[Problem] Gather each line containing the string "left" from these entries.

Begin Provided entries

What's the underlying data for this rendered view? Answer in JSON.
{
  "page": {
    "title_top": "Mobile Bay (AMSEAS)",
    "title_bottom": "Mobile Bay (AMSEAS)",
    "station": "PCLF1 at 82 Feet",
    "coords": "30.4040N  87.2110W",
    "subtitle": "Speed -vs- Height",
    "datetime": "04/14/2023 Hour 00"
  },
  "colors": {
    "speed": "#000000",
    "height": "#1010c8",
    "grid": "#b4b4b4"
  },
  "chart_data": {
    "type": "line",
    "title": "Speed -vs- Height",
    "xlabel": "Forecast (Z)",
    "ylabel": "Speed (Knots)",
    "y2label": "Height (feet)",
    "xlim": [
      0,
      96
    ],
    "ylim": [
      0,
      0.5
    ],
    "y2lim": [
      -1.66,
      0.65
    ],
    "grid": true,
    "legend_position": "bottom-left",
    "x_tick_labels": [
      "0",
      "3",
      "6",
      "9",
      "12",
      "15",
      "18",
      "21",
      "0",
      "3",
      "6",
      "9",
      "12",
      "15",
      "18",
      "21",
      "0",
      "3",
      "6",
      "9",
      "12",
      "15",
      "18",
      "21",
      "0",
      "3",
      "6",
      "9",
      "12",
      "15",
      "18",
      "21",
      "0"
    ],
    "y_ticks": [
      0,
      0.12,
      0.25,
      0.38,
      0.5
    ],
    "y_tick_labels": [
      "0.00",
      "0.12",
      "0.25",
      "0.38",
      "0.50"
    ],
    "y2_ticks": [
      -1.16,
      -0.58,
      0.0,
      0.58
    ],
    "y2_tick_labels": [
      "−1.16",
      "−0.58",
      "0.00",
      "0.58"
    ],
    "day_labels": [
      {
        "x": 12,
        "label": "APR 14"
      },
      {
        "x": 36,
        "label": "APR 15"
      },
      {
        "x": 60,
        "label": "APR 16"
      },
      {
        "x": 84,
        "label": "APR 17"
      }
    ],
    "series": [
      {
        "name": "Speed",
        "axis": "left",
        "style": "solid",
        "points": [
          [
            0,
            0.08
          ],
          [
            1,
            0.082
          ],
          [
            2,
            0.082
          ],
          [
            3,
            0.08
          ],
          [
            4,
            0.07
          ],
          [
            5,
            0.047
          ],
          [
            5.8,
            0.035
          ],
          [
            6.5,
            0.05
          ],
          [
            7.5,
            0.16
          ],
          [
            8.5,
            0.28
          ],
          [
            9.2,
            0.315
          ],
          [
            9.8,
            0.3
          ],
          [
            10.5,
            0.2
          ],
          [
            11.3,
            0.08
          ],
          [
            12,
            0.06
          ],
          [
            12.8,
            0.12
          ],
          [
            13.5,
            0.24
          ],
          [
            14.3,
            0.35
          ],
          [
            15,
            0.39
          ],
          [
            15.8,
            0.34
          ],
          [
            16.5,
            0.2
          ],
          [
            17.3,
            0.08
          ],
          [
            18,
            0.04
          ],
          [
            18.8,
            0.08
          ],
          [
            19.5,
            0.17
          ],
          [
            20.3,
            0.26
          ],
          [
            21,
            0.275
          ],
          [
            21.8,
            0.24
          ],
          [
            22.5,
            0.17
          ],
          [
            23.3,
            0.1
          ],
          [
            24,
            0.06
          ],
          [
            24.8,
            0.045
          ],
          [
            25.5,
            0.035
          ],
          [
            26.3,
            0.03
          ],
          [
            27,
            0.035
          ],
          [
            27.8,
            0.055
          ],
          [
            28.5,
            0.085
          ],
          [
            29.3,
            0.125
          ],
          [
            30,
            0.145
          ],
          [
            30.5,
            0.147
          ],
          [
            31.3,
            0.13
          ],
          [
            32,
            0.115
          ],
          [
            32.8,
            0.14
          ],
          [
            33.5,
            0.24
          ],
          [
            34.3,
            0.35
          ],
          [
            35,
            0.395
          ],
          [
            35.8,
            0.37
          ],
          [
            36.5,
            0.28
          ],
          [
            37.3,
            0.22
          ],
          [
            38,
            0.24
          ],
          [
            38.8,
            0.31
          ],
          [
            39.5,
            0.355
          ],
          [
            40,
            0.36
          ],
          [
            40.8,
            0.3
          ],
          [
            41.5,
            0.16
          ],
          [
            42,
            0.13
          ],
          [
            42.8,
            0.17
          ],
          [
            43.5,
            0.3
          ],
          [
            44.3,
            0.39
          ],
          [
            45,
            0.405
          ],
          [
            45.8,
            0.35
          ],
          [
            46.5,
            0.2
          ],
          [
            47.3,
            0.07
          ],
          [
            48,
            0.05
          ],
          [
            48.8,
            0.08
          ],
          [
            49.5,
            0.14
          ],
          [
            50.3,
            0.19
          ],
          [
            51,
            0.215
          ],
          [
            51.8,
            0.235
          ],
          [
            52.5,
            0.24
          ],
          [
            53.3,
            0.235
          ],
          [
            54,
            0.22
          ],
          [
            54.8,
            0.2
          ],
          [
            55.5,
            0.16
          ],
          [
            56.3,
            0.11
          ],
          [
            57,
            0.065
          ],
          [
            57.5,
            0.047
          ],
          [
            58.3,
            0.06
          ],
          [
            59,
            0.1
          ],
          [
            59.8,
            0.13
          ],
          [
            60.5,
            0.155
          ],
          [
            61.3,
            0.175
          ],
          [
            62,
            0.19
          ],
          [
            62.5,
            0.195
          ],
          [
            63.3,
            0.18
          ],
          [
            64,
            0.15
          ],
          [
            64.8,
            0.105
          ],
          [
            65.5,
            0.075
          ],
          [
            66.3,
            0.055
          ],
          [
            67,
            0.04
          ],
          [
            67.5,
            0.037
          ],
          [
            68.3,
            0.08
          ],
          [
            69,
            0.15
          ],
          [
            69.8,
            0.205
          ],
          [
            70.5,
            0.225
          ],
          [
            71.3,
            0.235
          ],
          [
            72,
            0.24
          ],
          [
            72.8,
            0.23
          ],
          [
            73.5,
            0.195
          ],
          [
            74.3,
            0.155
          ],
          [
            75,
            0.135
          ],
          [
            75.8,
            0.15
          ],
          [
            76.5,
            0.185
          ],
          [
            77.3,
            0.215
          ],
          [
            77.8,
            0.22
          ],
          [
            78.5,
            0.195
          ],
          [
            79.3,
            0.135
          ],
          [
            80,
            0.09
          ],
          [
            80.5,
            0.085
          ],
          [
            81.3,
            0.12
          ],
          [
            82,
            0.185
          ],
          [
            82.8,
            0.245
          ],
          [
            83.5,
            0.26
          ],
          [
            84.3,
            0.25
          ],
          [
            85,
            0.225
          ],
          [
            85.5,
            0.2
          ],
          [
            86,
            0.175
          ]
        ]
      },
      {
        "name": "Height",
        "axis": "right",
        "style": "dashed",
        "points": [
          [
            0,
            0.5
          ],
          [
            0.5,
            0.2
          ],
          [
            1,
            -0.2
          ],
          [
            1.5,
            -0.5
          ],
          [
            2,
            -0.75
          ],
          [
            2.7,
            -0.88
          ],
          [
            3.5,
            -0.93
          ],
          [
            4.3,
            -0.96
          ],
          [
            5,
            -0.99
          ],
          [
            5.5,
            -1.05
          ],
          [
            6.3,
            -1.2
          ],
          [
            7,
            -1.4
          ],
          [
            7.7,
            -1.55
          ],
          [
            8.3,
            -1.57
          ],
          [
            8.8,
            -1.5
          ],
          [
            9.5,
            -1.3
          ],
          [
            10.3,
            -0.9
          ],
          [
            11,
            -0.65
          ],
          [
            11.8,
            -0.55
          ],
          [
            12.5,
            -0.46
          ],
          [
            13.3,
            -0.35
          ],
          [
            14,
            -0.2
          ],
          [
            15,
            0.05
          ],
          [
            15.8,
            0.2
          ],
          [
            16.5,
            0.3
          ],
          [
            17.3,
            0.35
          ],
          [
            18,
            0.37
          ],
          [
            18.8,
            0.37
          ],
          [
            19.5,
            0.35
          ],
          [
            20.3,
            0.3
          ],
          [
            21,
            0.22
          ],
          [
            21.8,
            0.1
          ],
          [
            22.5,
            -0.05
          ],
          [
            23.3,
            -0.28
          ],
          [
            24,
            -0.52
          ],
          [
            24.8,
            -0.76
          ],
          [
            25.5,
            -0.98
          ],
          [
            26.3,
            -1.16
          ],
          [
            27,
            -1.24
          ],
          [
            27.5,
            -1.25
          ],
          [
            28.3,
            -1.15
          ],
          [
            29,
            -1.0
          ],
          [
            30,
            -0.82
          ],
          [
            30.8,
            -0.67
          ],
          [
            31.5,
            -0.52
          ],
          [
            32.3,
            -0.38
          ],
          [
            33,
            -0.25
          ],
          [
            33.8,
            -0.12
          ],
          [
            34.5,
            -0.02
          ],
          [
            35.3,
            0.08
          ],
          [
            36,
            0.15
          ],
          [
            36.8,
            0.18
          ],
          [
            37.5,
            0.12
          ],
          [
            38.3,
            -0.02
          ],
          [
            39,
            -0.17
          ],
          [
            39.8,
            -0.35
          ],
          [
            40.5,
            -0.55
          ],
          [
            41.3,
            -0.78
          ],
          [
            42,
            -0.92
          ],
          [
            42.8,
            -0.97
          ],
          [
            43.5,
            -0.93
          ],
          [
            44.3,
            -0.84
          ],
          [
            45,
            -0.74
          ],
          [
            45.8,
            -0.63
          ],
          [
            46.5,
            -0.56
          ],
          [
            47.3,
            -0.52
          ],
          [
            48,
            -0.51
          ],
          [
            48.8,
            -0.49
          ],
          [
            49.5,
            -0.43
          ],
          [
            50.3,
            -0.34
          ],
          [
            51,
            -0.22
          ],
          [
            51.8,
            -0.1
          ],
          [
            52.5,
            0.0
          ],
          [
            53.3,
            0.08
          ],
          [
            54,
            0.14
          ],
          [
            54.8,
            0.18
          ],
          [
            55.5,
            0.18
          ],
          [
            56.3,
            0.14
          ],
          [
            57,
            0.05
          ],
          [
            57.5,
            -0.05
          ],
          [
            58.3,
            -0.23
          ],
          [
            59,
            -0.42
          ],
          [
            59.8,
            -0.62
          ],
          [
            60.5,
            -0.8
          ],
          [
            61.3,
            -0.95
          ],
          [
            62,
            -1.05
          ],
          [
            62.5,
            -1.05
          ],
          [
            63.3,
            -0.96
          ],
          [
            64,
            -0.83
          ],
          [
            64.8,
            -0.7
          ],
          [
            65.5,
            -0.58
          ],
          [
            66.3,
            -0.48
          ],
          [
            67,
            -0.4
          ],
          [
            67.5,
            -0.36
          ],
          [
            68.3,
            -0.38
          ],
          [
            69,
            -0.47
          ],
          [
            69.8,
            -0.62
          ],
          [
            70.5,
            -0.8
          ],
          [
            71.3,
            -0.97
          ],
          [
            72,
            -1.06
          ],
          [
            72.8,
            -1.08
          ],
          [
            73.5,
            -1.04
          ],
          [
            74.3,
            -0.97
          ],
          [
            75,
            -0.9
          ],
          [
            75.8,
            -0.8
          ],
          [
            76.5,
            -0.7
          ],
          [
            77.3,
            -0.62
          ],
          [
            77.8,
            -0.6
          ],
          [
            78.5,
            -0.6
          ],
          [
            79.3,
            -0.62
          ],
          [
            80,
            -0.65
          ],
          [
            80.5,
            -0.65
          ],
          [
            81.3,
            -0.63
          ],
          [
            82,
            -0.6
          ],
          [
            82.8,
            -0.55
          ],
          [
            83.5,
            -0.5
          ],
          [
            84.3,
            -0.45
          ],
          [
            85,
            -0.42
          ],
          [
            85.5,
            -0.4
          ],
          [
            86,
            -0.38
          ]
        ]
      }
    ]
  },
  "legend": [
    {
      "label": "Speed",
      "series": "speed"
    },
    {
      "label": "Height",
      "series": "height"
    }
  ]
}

End Provided entries

[Finished answer]
    "legend_position": "bottom-left",
        "axis": "left",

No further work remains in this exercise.